Passage provided
— begin —
This is the fifth edition of The Jobscape, our weekly round-up of news and opinion on the state of employment and job creation in India. In this edition, we look at how international trade creates jobs in India, how many ‘Australias’ of jobs India has to generate, our abysmal gender bias and job scams.
Job Creation News
Vive le France! French firms have signed agreements worth $200 million Euros in Maharashtra that have the potential to generate 3000 jobs. Maharashtra is minting jobs right now. IKEA plans to create 10,000 jobs, both directly and indirectly, in Maharashtra. And the global advisory firm KPMG is looking to hire 9000 employees in India.
Mobile phone manufacturing in India may create as many as 4.7 Million jobs by 2025. Indians buying more Chinese-made mobile phones may be good for Indian jobs as the phone manufacturers are investing in local manufacturing. Xiaomi has six manufacturing plants in India in partnership with Foxconn. Oppo is establishing two new manufacturing facilities in Uttar Pradesh, and Vivo employs more than 5000 people in its plant in Noida.
Travel and tourism in India has the potential to create 10 million new jobs in the next ten years. “Travel and tourism currently accounts for 9.6% of India’s GDP, 88% of which comes from domestic travel. It also supports 9.3% of the country’s total jobs and according to a 2018 economic impact report by World Travel & Tourism Council, it will support 52.3 million jobs in 2028 against 42.9 million currently.”
India’s police-to-people ratio of 150 police per 100,000 people is one of the lowest in the world. This has given rise to the private security industry which employs nearly 9 million people. The industry is registering an annual growth of 22% but it is currently facing a 30% manpower shortage.
The UK just made it easier for Indian nationals to get a job with the British military.
Finally, filed under “jobs we do not recommend” – in the UAE, potential terrorists fleeing India can get jihadi jobs.
The home ministry is looking for 1000 security assistants for the IB (intelligence bureau) and the Airports Authority of India is hiring for 64 junior assistant posts. We’re waiting to see how many Ph.D.’s apply.
Assam education minister, Siddharth Bhattacharya takes a stand against doling out jobs to victims of disasters and terrorist attacks. He avers “To give a job to someone’s son, we will have to snatch the job away from somebody. Many candidates may not be eligible for the job. I don’t have the courage to deprive an eligible candidate to give the job to the family of a victim.” This is a brave stance to take and I hope political pressures do not force the minister to go back on his word.
For some reason or another, Australia generally pops up in Indian statistics. For example, India’s population used to grow by the size of 1 Australia a year. And by 2027, India has to create the jobs equivalent of five Australias!
— end —
Given data
— begin —
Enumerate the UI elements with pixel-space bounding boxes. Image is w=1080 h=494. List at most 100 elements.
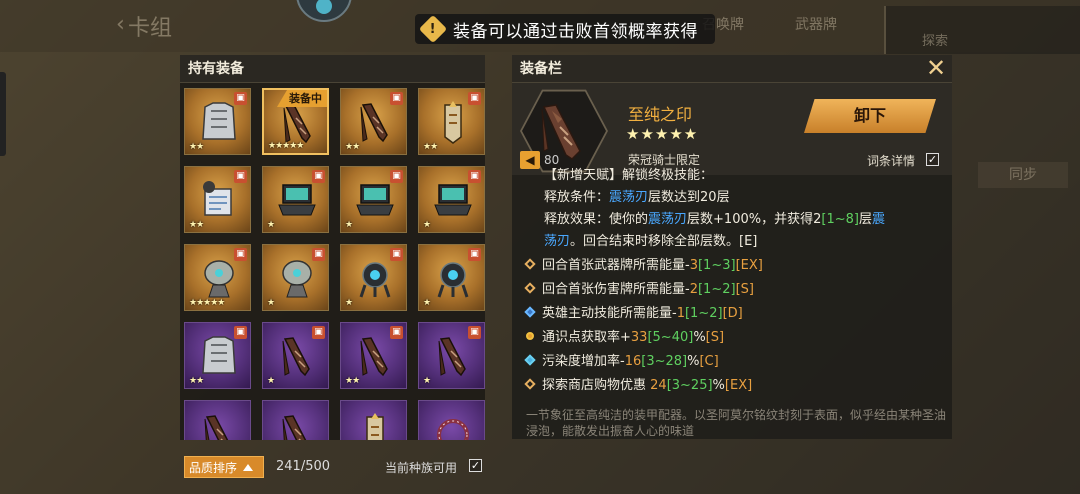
lock-icon: ▣: [234, 326, 247, 339]
affix-bullet-icon: [524, 378, 536, 390]
lock-icon: ▣: [312, 248, 325, 261]
talent-line: 【新增天赋】解锁终极技能：: [544, 168, 714, 183]
unequip-button[interactable]: 卸下: [804, 99, 936, 133]
slot-stars: ★: [267, 298, 275, 308]
inventory-slot[interactable]: [340, 400, 407, 440]
background-explore-badge: 探索: [884, 6, 1080, 54]
drone-icon: [353, 255, 397, 301]
drone-icon: [431, 255, 475, 301]
lock-icon: ▣: [468, 170, 481, 183]
inventory-slot[interactable]: ▣ ★: [262, 166, 329, 233]
inventory-slot[interactable]: 装备中 ★★★★★: [262, 88, 329, 155]
slot-stars: ★: [423, 376, 431, 386]
lock-icon: ▣: [468, 248, 481, 261]
background-sync-button: 同步: [978, 162, 1068, 188]
affix-bullet-icon: [524, 282, 536, 294]
affix-bullet-icon: [524, 354, 536, 366]
affix-line: 回合首张伤害牌所需能量-2[1~2][S]: [524, 279, 944, 301]
notice-banner: ! 装备可以通过击败首领概率获得: [415, 14, 715, 44]
radar-icon: [197, 255, 241, 301]
flavor-text: 一节象征至高纯洁的装甲配器。以圣阿莫尔铭纹封刻于表面，似乎经由某种圣油浸泡，能散…: [526, 408, 947, 438]
scarf-icon: [197, 411, 241, 440]
affix-line: 探索商店购物优惠 24[3~25]%[EX]: [524, 375, 944, 397]
inventory-title: 持有装备: [180, 55, 485, 83]
slot-stars: ★: [267, 376, 275, 386]
background-title: 卡组: [128, 16, 173, 41]
laptop-icon: [431, 177, 475, 223]
slot-stars: ★: [267, 220, 275, 230]
inventory-slot[interactable]: ▣ ★★: [184, 166, 251, 233]
inventory-slot[interactable]: ▣ ★★★★★: [184, 244, 251, 311]
lock-icon: ▣: [312, 326, 325, 339]
slot-stars: ★★★★★: [268, 141, 304, 151]
lock-icon: ▣: [234, 170, 247, 183]
release-effect: 释放效果：使你的震荡刃层数+100%，并获得2[1~8]层震: [544, 212, 885, 227]
phone-side-bar: [0, 72, 6, 156]
slot-stars: ★: [423, 220, 431, 230]
radar-icon: [275, 255, 319, 301]
sort-label: 品质排序: [189, 460, 238, 475]
scarf-icon: [275, 333, 319, 379]
effects-list: 【新增天赋】解锁终极技能： 释放条件：震荡刃层数达到20层 释放效果：使你的震荡…: [524, 168, 944, 397]
inventory-slot[interactable]: ▣ ★★: [340, 322, 407, 389]
armor-icon: [197, 333, 241, 379]
laptop-icon: [353, 177, 397, 223]
inventory-slot[interactable]: [262, 400, 329, 440]
notice-text: 装备可以通过击败首领概率获得: [453, 21, 698, 42]
affix-bullet-icon: [526, 332, 534, 340]
detail-title: 装备栏: [512, 55, 952, 83]
sort-up-icon: [243, 463, 254, 471]
scarf-icon: [275, 411, 319, 440]
inventory-slot[interactable]: ▣ ★: [340, 244, 407, 311]
background-tab-explore: 探索: [922, 34, 949, 49]
lock-icon: ▣: [468, 92, 481, 105]
race-filter-label: 当前种族可用: [385, 461, 458, 475]
inventory-slot[interactable]: ▣ ★: [262, 322, 329, 389]
back-arrow-icon: ‹: [116, 12, 125, 37]
slot-stars: ★★: [345, 142, 360, 152]
equipped-tag: 装备中: [277, 90, 327, 107]
release-effect-cont: 荡刃。回合结束时移除全部层数。[E]: [544, 234, 758, 249]
lock-icon: ▣: [390, 170, 403, 183]
inventory-count: 241/500: [276, 459, 331, 474]
inventory-slot[interactable]: ▣ ★★: [418, 88, 485, 155]
inventory-slot[interactable]: ▣ ★: [262, 244, 329, 311]
inventory-slot[interactable]: [184, 400, 251, 440]
slot-stars: ★: [345, 220, 353, 230]
close-icon[interactable]: ✕: [924, 56, 948, 81]
slot-stars: ★: [423, 298, 431, 308]
slot-stars: ★★: [189, 376, 204, 386]
affix-line: 英雄主动技能所需能量-1[1~2][D]: [524, 303, 944, 325]
lock-icon: ▣: [390, 92, 403, 105]
race-filter-checkbox[interactable]: ✓: [469, 459, 482, 472]
inventory-slot[interactable]: ▣ ★: [418, 322, 485, 389]
scarf-icon: [353, 333, 397, 379]
lock-icon: ▣: [234, 92, 247, 105]
slot-stars: ★★: [189, 220, 204, 230]
background-tab-weapon: 武器牌: [795, 17, 837, 33]
release-condition: 释放条件：震荡刃层数达到20层: [544, 190, 730, 205]
inventory-slot[interactable]: ▣ ★★: [184, 88, 251, 155]
item-name: 至纯之印: [628, 105, 693, 124]
affix-list: 回合首张武器牌所需能量-3[1~3][EX] 回合首张伤害牌所需能量-2[1~2]…: [524, 255, 944, 397]
affix-line: 污染度增加率-16[3~28]%[C]: [524, 351, 944, 373]
inventory-slot[interactable]: [418, 400, 485, 440]
detail-summary: ◀ 80 至纯之印 ★★★★★ 荣冠骑士限定 卸下 词条详情 ✓: [512, 83, 952, 175]
inventory-panel: 持有装备 ▣ ★★ 装备中 ★★★★★ ▣ ★★ ▣ ★★ ▣ ★★ ▣ ★ ▣ ★ ▣ ★ ▣ ★★★★★ ▣ ★ ▣…: [180, 55, 485, 440]
inventory-slot[interactable]: ▣ ★: [418, 166, 485, 233]
inventory-slot[interactable]: ▣ ★: [340, 166, 407, 233]
affix-line: 通识点获取率+33[5~40]%[S]: [526, 327, 944, 349]
sort-quality-button[interactable]: 品质排序: [184, 456, 264, 478]
item-stars: ★★★★★: [626, 125, 699, 143]
inventory-slot[interactable]: ▣ ★★: [340, 88, 407, 155]
lock-icon: ▣: [312, 170, 325, 183]
slot-stars: ★★: [189, 142, 204, 152]
thorn-ring-icon: [431, 411, 475, 440]
warning-icon: !: [418, 14, 448, 44]
equipment-detail-panel: 装备栏 ✕ ◀ 80 至纯之印 ★★★★★ 荣冠骑士限定 卸下 词条详情 ✓ 【…: [512, 55, 952, 439]
inventory-slot[interactable]: ▣ ★★: [184, 322, 251, 389]
slot-stars: ★★★★★: [189, 298, 225, 308]
banner-icon: [353, 411, 397, 440]
inventory-slot[interactable]: ▣ ★: [418, 244, 485, 311]
laptop-icon: [275, 177, 319, 223]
— end —
Written task 1
Reproduce word for word the stretch of the Jobscape newsletter that begins at the words "Assam education minister, Siddharth" and stops after "on his word.".
Written task 2
Answer these questions using the Jobscape newsletter:
(a) How many jobs does IKEA plan to create in Maharashtra?
(b) How many people does the private security industry in India employ?
(c) By 2027, India has to create the jobs equivalent of how many Australias?

Complete response 1
Assam education minister, Siddharth Bhattacharya takes a stand against doling out jobs to victims of disasters and terrorist attacks. He avers “To give a job to someone’s son, we will have to snatch the job away from somebody. Many candidates may not be eligible for the job. I don’t have the courage to deprive an eligible candidate to give the job to the family of a victim.” This is a brave stance to take and I hope political pressures do not force the minister to go back on his word.

Complete response 2
(a) 10,000 jobs, both directly and indirectly.
(b) Nearly 9 million people.
(c) Five Australias.